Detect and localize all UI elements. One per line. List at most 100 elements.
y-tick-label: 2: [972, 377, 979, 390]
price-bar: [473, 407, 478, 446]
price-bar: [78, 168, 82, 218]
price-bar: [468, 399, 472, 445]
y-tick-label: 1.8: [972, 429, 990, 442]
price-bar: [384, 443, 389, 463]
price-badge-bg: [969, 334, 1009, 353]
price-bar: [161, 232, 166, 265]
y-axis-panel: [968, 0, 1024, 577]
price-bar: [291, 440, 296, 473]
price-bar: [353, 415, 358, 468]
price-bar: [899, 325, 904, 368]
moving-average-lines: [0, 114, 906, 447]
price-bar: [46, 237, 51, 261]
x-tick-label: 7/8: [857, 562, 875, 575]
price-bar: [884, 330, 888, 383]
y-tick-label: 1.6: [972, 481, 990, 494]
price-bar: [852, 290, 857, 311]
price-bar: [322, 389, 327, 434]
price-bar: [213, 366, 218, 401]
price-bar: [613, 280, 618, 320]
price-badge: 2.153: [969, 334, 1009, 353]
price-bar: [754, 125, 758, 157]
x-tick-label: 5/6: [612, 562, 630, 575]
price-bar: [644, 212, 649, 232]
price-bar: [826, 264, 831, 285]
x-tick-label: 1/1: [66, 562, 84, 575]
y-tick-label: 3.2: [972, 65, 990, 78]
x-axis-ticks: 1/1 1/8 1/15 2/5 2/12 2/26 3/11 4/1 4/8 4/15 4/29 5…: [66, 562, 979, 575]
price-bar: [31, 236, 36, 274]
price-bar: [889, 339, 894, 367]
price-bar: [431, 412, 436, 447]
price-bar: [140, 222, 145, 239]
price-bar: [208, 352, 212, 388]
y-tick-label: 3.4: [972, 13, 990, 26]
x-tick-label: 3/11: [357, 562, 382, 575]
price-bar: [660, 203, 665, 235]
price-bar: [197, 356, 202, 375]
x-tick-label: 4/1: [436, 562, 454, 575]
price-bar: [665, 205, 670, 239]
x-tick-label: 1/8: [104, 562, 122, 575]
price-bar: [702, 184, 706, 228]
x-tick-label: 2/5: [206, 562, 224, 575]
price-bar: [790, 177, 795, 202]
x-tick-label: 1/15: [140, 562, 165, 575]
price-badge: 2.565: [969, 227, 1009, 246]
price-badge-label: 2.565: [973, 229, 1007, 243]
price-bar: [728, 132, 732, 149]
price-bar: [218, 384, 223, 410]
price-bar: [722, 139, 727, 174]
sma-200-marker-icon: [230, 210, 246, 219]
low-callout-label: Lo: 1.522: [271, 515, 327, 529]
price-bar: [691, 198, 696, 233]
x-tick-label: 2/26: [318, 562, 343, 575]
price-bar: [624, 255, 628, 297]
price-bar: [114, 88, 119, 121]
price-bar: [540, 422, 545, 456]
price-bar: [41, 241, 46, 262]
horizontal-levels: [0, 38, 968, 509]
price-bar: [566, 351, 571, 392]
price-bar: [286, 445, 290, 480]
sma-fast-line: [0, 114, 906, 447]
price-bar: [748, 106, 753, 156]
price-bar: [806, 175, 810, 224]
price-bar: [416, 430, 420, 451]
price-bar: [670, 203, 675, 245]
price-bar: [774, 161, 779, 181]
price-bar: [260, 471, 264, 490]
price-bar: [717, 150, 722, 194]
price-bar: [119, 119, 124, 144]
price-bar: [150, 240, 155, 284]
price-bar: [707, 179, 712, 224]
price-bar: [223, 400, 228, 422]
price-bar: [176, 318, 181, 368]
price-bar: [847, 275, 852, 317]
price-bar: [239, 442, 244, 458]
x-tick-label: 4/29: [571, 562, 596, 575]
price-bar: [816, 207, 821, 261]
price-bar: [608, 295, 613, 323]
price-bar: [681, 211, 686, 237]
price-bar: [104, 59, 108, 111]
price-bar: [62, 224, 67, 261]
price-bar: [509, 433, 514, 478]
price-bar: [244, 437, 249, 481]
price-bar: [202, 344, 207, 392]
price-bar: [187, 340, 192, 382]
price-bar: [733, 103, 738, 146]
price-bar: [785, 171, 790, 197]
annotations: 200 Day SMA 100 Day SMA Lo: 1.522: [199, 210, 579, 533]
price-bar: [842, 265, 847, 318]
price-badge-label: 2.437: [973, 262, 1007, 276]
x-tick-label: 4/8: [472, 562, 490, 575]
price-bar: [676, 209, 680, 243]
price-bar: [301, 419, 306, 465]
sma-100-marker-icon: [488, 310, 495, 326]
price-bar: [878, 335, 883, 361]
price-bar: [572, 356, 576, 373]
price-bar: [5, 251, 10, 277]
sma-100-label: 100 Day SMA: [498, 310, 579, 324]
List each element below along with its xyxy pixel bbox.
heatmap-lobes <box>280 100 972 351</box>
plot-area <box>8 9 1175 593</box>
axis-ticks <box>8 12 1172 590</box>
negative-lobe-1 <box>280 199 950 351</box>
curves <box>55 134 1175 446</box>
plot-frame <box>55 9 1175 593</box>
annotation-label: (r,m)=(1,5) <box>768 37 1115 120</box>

* * * *

THE PROBLEM. Recast the records, from the first line through the line that contains "price-badge-bg: [969, 334, 1009, 353]", as a JSON list of strings with one string per line and blank lines left out.

OUTPUT FOR THIS EXERCISE.
[
  "Detect and localize all UI elements. One per line. List at most 100 elements.",
  "y-tick-label: 2: [972, 377, 979, 390]",
  "price-bar: [473, 407, 478, 446]",
  "price-bar: [78, 168, 82, 218]",
  "price-bar: [468, 399, 472, 445]",
  "y-tick-label: 1.8: [972, 429, 990, 442]",
  "price-bar: [384, 443, 389, 463]",
  "price-badge-bg: [969, 334, 1009, 353]"
]